# Предоставленный фрагмент:
****

В данной лекции речь пойдет о принципиально ином виде доверия, а именно о доверии, возникающем в сетевых структурах. Назовем его сетевым доверием. Синонимом, менее ласкающим слух, но, возможно, более точно отражающим сущность явления, выступает термин «вынужденное доверие» (enforceable trust) [Portes, Sensenbrenner, 1993]. Это необычное название восходит к тому обстоятельству, что сетевой мир вырабатывает и поддерживает механизмы, способные вынудить индивида соблюдать правила сетевого взаимодействия. И только в силу наличия механизма принуждения, заложенного в структуре сетевого членства, становятся возможными сетевые контакты, позволяющие на неформальной основе перекачивать серьезные объемы самых разных ресурсов, от информационных до финансовых. В основе неформальных сетевых контактов лежит не вера в индивидуальную честность и порядочность, а способность сетевого мира вынудить индивида соблюдать условия сделок. Иногда используют термин «обусловленное доверие», подчеркивая, что доверие к индивиду обусловлено его членством в группе, а не личностными добродетелями. Различные термины обозначают единую сущность. Речь идет о доверии, существующем в рамках сетей в силу их способности контролировать поведение своих членов и принуждать к исполнению групповых норм поведения. Наша цель – определить природу сетевого доверия, механизмы его возникновения, а также положительные эффекты и негативные издержки обладания им.

****

# Исходные записи:
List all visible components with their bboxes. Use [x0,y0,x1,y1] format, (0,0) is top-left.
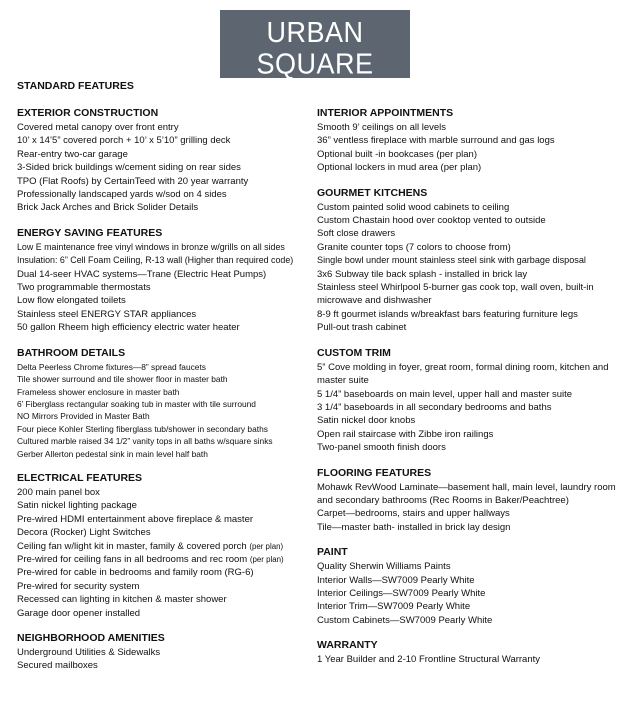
feature-item: Pull-out trash cabinet [317,322,407,334]
feature-item: Brick Jack Arches and Brick Solider Details [17,202,199,214]
section-gourmet-kitchens [317,186,622,335]
feature-item: Two programmable thermostats [17,282,151,294]
feature-item: 1 Year Builder and 2-10 Frontline Structural Warranty [317,654,541,666]
feature-item: Underground Utilities & Sidewalks [17,647,161,658]
feature-item: Recessed can lighting in kitchen & master shower [17,594,227,606]
feature-item: Interior Trim—SW7009 Pearly White [317,601,471,613]
feature-item: 3-Sided brick buildings w/cement siding on rear sides [17,162,241,174]
feature-item: Interior Ceilings—SW7009 Pearly White [317,587,486,599]
section-heading: CUSTOM TRIM [317,346,391,359]
logo-rule-left [232,88,253,89]
feature-item: NO Mirrors Provided in Master Bath [17,411,150,422]
feature-item: Gerber Allerton pedestal sink in main level half bath [17,448,208,459]
feature-item: Pre-wired for cable in bedrooms and family room (RG-6) [17,567,254,579]
section-heading: INTERIOR APPOINTMENTS [317,107,454,119]
feature-item: Covered metal canopy over front entry [17,122,179,133]
section-heading: ENERGY SAVING FEATURES [17,226,163,239]
feature-item: Decora (Rocker) Light Switches [17,527,151,539]
feature-item: Insulation: 6” Cell Foam Ceiling, R-13 wall (Higher than required code) [17,255,294,266]
section-heading: BATHROOM DETAILS [17,346,126,359]
feature-item: Satin nickel door knobs [317,415,416,427]
feature-item: Stainless steel ENERGY STAR appliances [17,308,197,320]
urban-square-logo [220,10,410,94]
feature-item: 3x6 Subway tile back splash - installed in brick lay [317,268,528,280]
feature-item: Optional built -in bookcases (per plan) [317,148,478,160]
feature-item: Four piece Kohler Sterling fiberglass tub/shower in secondary baths [17,423,268,434]
feature-item: 3 1/4” baseboards in all secondary bedrooms and baths [317,401,552,413]
logo-subtitle: AT SOUTH LAWN [257,82,373,94]
feature-item: Frameless shower enclosure in master bath [17,386,180,397]
section-paint [317,545,622,627]
feature-item: Dual 14-seer HVAC systems—Trane (Electric Heat Pumps) [17,268,267,280]
feature-item: 6’ Fiberglass rectangular soaking tub in master with tile surround [17,398,256,409]
feature-item: 8-9 ft gourmet islands w/breakfast bars featuring furniture legs [317,308,578,320]
section-warranty [317,638,622,666]
section-heading: FLOORING FEATURES [317,466,432,479]
feature-item: Single bowl under mount stainless steel sink with garbage disposal [317,255,586,266]
feature-item: Low E maintenance free vinyl windows in bronze w/grills on all sides [17,241,285,252]
feature-item: Optional lockers in mud area (per plan) [317,162,482,174]
feature-item: 10’ x 14’5” covered porch + 10’ x 5’10” grilling deck [17,135,231,147]
section-heading: NEIGHBORHOOD AMENITIES [17,632,165,644]
section-heading: ELECTRICAL FEATURES [17,471,143,484]
section-exterior-construction [17,106,317,215]
feature-item: Delta Peerless Chrome fixtures—8” spread faucets [17,361,206,372]
feature-note: (per plan) [249,541,284,551]
feature-item: Satin nickel lighting package [17,500,137,512]
section-flooring-features [317,466,622,535]
feature-item: Pre-wired for security system [17,580,140,592]
section-bathroom-details [17,346,317,460]
feature-item: Professionally landscaped yards w/sod on 4 sides [17,189,227,201]
feature-item: Mohawk RevWood Laminate—basement hall, main level, laundry room and secondary bathrooms (Rec Rooms in Baker/Peachtree) [317,481,616,506]
feature-item: Stainless steel Whirlpool 5-burner gas cook top, wall oven, built-in microwave and dishwasher [317,282,594,307]
feature-item: 36” ventless fireplace with marble surround and gas logs [317,135,555,147]
feature-item: Two-panel smooth finish doors [317,442,446,454]
feature-item: Granite counter tops (7 colors to choose from) [317,241,511,253]
section-heading: WARRANTY [317,639,378,652]
feature-item: Tile shower surround and tile shower floor in master bath [17,374,228,385]
logo-title: URBAN SQUARE [256,16,374,80]
section-custom-trim [317,346,622,455]
right-column [317,106,622,678]
logo-subtitle-bar [232,81,398,95]
feature-item: Smooth 9’ ceilings on all levels [317,122,447,133]
feature-item: TPO (Flat Roofs) by CertainTeed with 20 year warranty [17,175,249,187]
section-heading: PAINT [317,546,348,559]
feature-item: Secured mailboxes [17,660,98,672]
feature-item: Rear-entry two-car garage [17,148,128,160]
logo-rule-right [377,88,398,89]
feature-item: Custom Chastain hood over cooktop vented to outside [317,215,546,227]
feature-item-with-note [17,553,317,566]
page-title: STANDARD FEATURES [17,80,134,92]
feature-item: Cultured marble raised 34 1/2” vanity tops in all baths w/square sinks [17,436,273,447]
section-interior-appointments [317,106,622,175]
section-heading: GOURMET KITCHENS [317,186,428,199]
feature-item: Soft close drawers [317,228,396,240]
left-column [17,106,317,684]
section-neighborhood-amenities [17,631,317,673]
feature-item: 5 1/4” baseboards on main level, upper hall and master suite [317,388,573,400]
feature-item: Custom painted solid wood cabinets to ceiling [317,201,510,213]
feature-text: Pre-wired for ceiling fans in all bedrooms and rec room [17,553,248,565]
section-energy-saving [17,226,317,335]
feature-item: 50 gallon Rheem high efficiency electric water heater [17,322,240,334]
feature-item: Quality Sherwin Williams Paints [317,561,451,573]
feature-item: Carpet—bedrooms, stairs and upper hallways [317,508,510,520]
feature-item: Custom Cabinets—SW7009 Pearly White [317,614,493,626]
feature-item: 200 main panel box [17,486,100,498]
feature-item: Tile—master bath- installed in brick lay design [317,521,511,533]
feature-item: Pre-wired HDMI entertainment above fireplace & master [17,513,254,525]
feature-item: Garage door opener installed [17,607,141,619]
feature-item: Interior Walls—SW7009 Pearly White [317,574,475,586]
feature-item: Low flow elongated toilets [17,295,126,307]
feature-text: Ceiling fan w/light kit in master, family & covered porch [17,540,247,552]
section-heading: EXTERIOR CONSTRUCTION [17,107,159,119]
feature-note: (per plan) [249,554,284,564]
section-electrical-features [17,471,317,620]
feature-item-with-note [17,540,317,553]
feature-item: 5” Cove molding in foyer, great room, formal dining room, kitchen and master suite [317,361,609,387]
feature-item: Open rail staircase with Zibbe iron railings [317,428,494,440]
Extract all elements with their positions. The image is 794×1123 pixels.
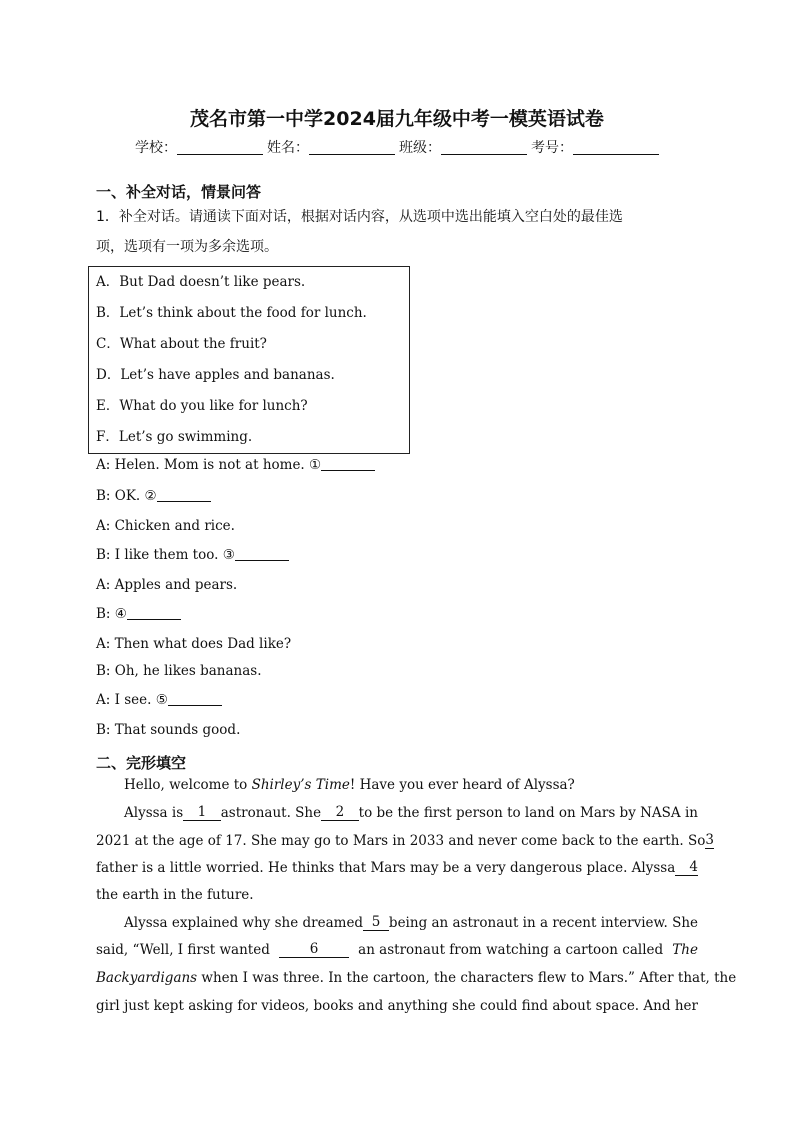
name-label: 姓名： <box>267 140 309 156</box>
answer-blank-1[interactable] <box>321 458 375 471</box>
dialogue-line: A: I see. ⑤ <box>96 692 222 708</box>
dialogue-line: B: That sounds good. <box>96 722 241 738</box>
cloze-blank-5[interactable]: 5 <box>363 915 389 931</box>
number-label: 考号： <box>531 140 573 156</box>
cloze-blank-4[interactable]: 4 <box>675 860 698 876</box>
dialogue-line: B: Oh, he likes bananas. <box>96 663 262 679</box>
option-e: E．What do you like for lunch? <box>96 398 308 414</box>
student-info-row <box>0 137 794 157</box>
dialogue-line: A: Then what does Dad like? <box>96 636 292 652</box>
instruction-line-2: 项，选项有一项为多余选项。 <box>96 239 278 255</box>
passage-line: girl just kept asking for videos, books and anything she could find about space. And her <box>96 998 698 1014</box>
option-c: C．What about the fruit? <box>96 336 267 352</box>
passage-line: Alyssa explained why she dreamed 5 being an astronaut in a recent interview. She <box>124 914 698 931</box>
passage-line: 2021 at the age of 17. She may go to Mars in 2033 and never come back to the earth. So 3 <box>96 832 714 849</box>
passage-line: the earth in the future. <box>96 887 254 903</box>
answer-blank-3[interactable] <box>235 548 289 561</box>
passage-line: Backyardigans when I was three. In the cartoon, the characters flew to Mars.” After that, the <box>96 970 737 986</box>
exam-title: 茂名市第一中学2024届九年级中考一模英语试卷 <box>190 108 604 130</box>
cloze-blank-3[interactable]: 3 <box>705 832 714 848</box>
cloze-blank-1[interactable]: 1 <box>183 805 221 821</box>
name-field[interactable] <box>309 140 395 155</box>
answer-blank-4[interactable] <box>127 607 181 620</box>
class-label: 班级： <box>399 140 441 156</box>
passage-line: Hello, welcome to Shirley’s Time! Have you ever heard of Alyssa? <box>124 777 575 793</box>
school-field[interactable] <box>177 140 263 155</box>
passage-line: said, “Well, I first wanted 6 an astronaut from watching a cartoon called The <box>96 941 698 958</box>
dialogue-line: B: OK. ② <box>96 488 211 504</box>
number-field[interactable] <box>573 140 659 155</box>
instruction-line-1: 1．补全对话。请通读下面对话，根据对话内容，从选项中选出能填入空白处的最佳选 <box>96 209 623 225</box>
section2-heading: 二、完形填空 <box>96 754 187 772</box>
cloze-blank-6[interactable]: 6 <box>279 942 349 958</box>
option-d: D．Let’s have apples and bananas. <box>96 367 335 383</box>
cloze-blank-2[interactable]: 2 <box>321 805 359 821</box>
dialogue-line: B: I like them too. ③ <box>96 547 289 563</box>
passage-line: Alyssa is 1 astronaut. She 2 to be the first person to land on Mars by NASA in <box>124 804 698 821</box>
show-title: Shirley’s Time <box>251 777 350 793</box>
section1-heading: 一、补全对话，情景问答 <box>96 183 262 201</box>
option-b: B．Let’s think about the food for lunch. <box>96 305 367 321</box>
answer-blank-2[interactable] <box>157 489 211 502</box>
class-field[interactable] <box>441 140 527 155</box>
dialogue-line: B: ④ <box>96 606 181 622</box>
answer-blank-5[interactable] <box>168 693 222 706</box>
dialogue-line: A: Apples and pears. <box>96 577 238 593</box>
dialogue-line: A: Helen. Mom is not at home. ① <box>96 457 375 473</box>
school-label: 学校： <box>135 140 177 156</box>
dialogue-line: A: Chicken and rice. <box>96 518 235 534</box>
passage-line: father is a little worried. He thinks that Mars may be a very dangerous place. Alyssa 4 <box>96 859 698 876</box>
cartoon-title: Backyardigans <box>96 970 198 986</box>
option-f: F．Let’s go swimming. <box>96 429 253 445</box>
option-a: A．But Dad doesn’t like pears. <box>96 274 306 290</box>
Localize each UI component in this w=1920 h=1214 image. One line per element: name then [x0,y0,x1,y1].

****

# Набор заданий:
1 > Пожалуйста, повторите дословно участок записей от строки, содержащей «feature-item: Pull-out trash», до строки, содержащей «feature-item: NO Mirrors», включая обе эти строки.
2 > Напишите продолжение фрагмента о сетевом доверии, начиная сразу после его последнего предложения.
Фрагмент и записи никак не связаны между собой.

# Ответы по заданиям:
1 >
feature-item: Pull-out trash cabinet [317,322,407,334]
feature-item: Brick Jack Arches and Brick Solider Details [17,202,199,214]
section-gourmet-kitchens [317,186,622,335]
feature-item: Two programmable thermostats [17,282,151,294]
feature-item: 1 Year Builder and 2-10 Frontline Structural Warranty [317,654,541,666]
feature-item: Underground Utilities & Sidewalks [17,647,161,658]
feature-item: Recessed can lighting in kitchen & master shower [17,594,227,606]
feature-item: Interior Trim—SW7009 Pearly White [317,601,471,613]
feature-item: 3-Sided brick buildings w/cement siding on rear sides [17,162,241,174]
feature-item: Interior Ceilings—SW7009 Pearly White [317,587,486,599]
section-heading: CUSTOM TRIM [317,346,391,359]
logo-rule-left [232,88,253,89]
feature-item: NO Mirrors Provided in Master Bath [17,411,150,422]

2 >
Природа сетевого доверия

Начнем с того, что рыночные субъекты никогда и ни при каких обстоятельствах не обладают всей полнотой информации. Это порождает поле рисков. Правда, риски можно существенно уменьшить, но для этого потребуется сбор дополнительной информации, построение страхующих вариантов и пр. Все это, в конечном счете, значительно увеличит трансакционные издержки, замедлит бизнес-процесс, усложнит организационные схемы. Чтобы этого не допустить, многое приходится принимать на веру, в том числе поведение партнеров. В этой ситуации едва ли не самым большим благом становятся предсказуемость их поведения, некие гарантии на этот счет. Такие гарантии не могут исходить собственно от индивида: слишком поверхностно знакомство рыночных контрагентов и слишком велика цена игры, чтобы строить взаимодействие на шатком базисе личностных характеристик. Предсказуемость возможна только в случае, если такого рода гарантии предоставляет не индивид, а группа, сообщество, сетевой мир, которым он принадлежит. По сути, доверяют не индивиду, а тому окружению, которое сумеет вынудить индивида соблюсти обязательства сделки. И доверяют в той мере, в какой сетевой мир доказал свою способность поддерживать жесткие нормы внутригруппового поведения. Отсюда и название – сетевое доверие, ибо оно обусловлено принадлежностью субъекта к сетевой структуре, санкционирующей поведение своих членов. Такое доверие существует во внутригрупповых трансакциях как результат механизма принуждения, побуждающего членов группы соблюдать определенные нормы.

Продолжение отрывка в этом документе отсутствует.